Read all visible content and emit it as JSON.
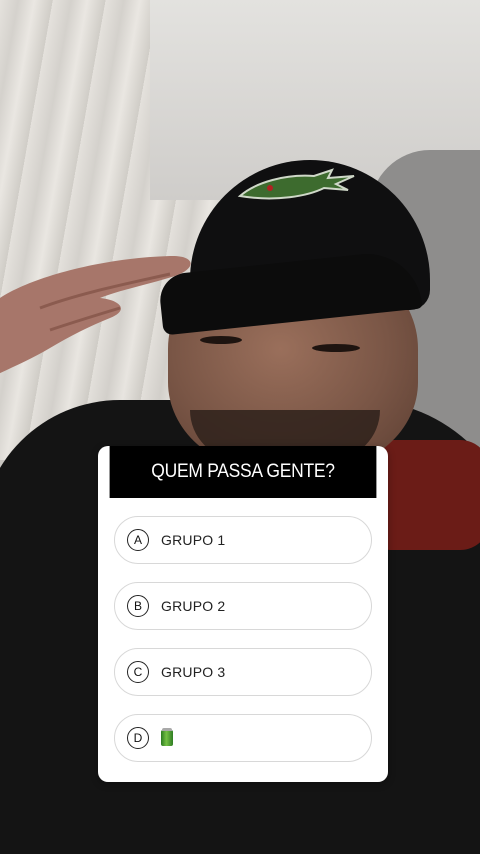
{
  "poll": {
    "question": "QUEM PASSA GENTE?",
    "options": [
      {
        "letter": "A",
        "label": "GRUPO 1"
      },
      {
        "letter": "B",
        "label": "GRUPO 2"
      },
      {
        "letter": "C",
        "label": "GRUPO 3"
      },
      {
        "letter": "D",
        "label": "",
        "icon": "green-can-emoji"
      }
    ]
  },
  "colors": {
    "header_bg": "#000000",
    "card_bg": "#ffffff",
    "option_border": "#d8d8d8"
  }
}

## Set exercise
In the entries above, find every line holding the word "label" and copy it out.

## Response to this exercise
        "label": "GRUPO 1"
        "label": "GRUPO 2"
        "label": "GRUPO 3"
        "label": "",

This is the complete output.